Objective | In the entries that follow, how many lines hold the string "when"? Give only that number.
== Provided records
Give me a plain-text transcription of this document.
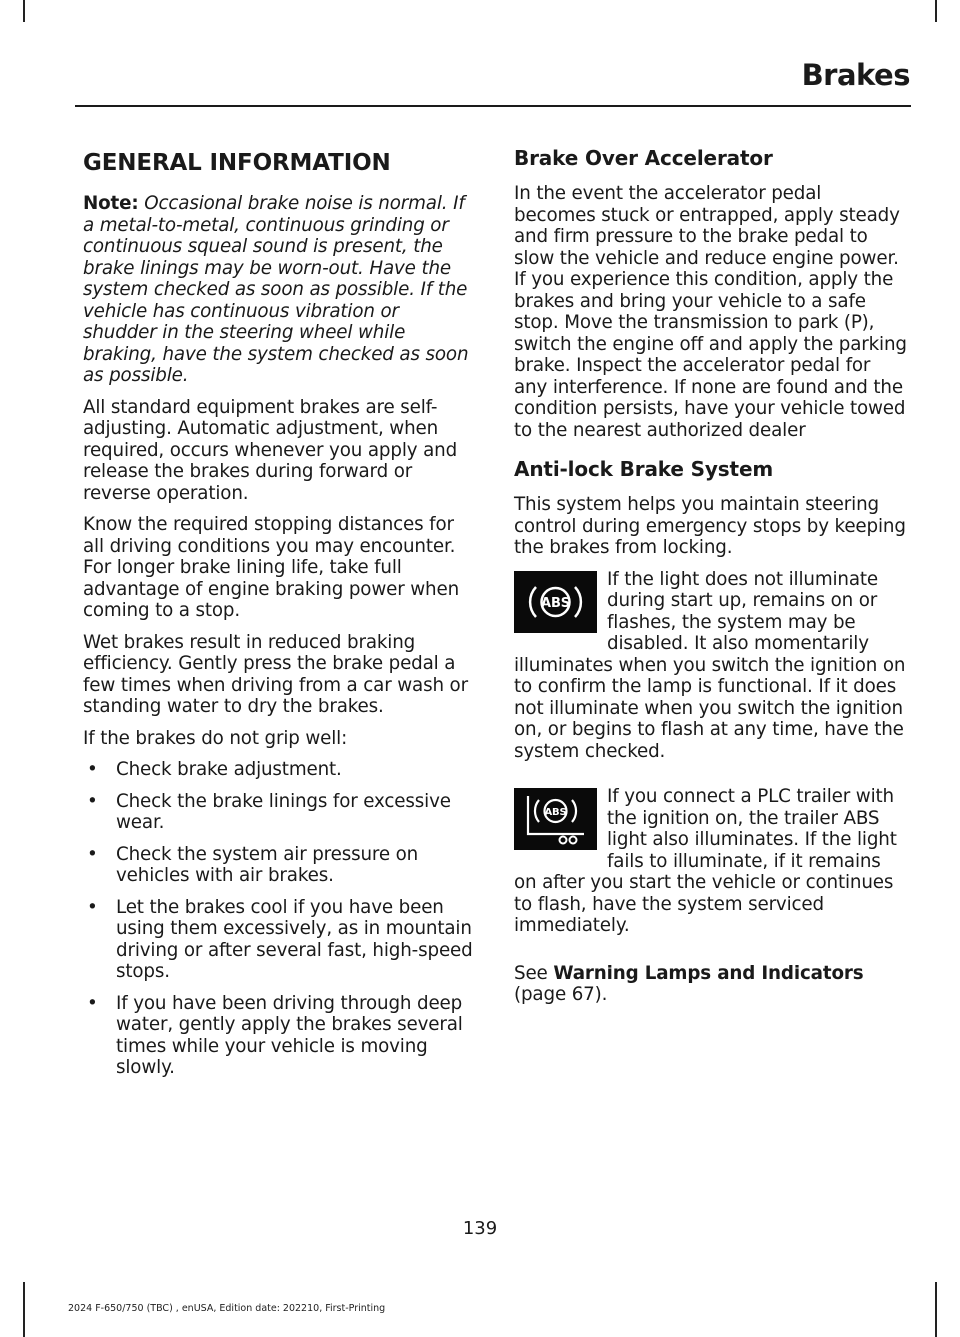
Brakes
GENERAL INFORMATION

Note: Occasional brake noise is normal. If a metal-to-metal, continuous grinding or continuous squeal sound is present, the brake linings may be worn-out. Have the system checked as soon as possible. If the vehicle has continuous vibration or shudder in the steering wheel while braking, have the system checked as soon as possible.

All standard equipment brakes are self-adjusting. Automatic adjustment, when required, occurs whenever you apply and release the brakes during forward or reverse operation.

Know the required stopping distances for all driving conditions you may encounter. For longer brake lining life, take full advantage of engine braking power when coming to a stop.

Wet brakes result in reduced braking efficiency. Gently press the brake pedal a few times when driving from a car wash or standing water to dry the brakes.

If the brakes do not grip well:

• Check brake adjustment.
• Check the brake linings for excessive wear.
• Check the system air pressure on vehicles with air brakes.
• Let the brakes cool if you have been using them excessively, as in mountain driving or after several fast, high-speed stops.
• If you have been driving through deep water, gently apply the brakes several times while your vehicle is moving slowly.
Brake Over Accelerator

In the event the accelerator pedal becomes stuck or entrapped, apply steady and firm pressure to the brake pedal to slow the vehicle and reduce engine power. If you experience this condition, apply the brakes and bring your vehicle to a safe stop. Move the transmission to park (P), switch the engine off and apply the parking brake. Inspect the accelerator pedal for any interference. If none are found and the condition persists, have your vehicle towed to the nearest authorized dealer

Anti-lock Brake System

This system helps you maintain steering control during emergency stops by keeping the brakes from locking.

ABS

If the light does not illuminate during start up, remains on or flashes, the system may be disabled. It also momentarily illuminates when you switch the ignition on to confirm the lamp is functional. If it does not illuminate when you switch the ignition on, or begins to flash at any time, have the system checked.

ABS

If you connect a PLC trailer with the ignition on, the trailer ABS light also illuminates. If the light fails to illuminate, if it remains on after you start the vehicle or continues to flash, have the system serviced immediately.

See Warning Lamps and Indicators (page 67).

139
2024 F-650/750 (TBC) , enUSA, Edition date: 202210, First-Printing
====
Output for this task | 4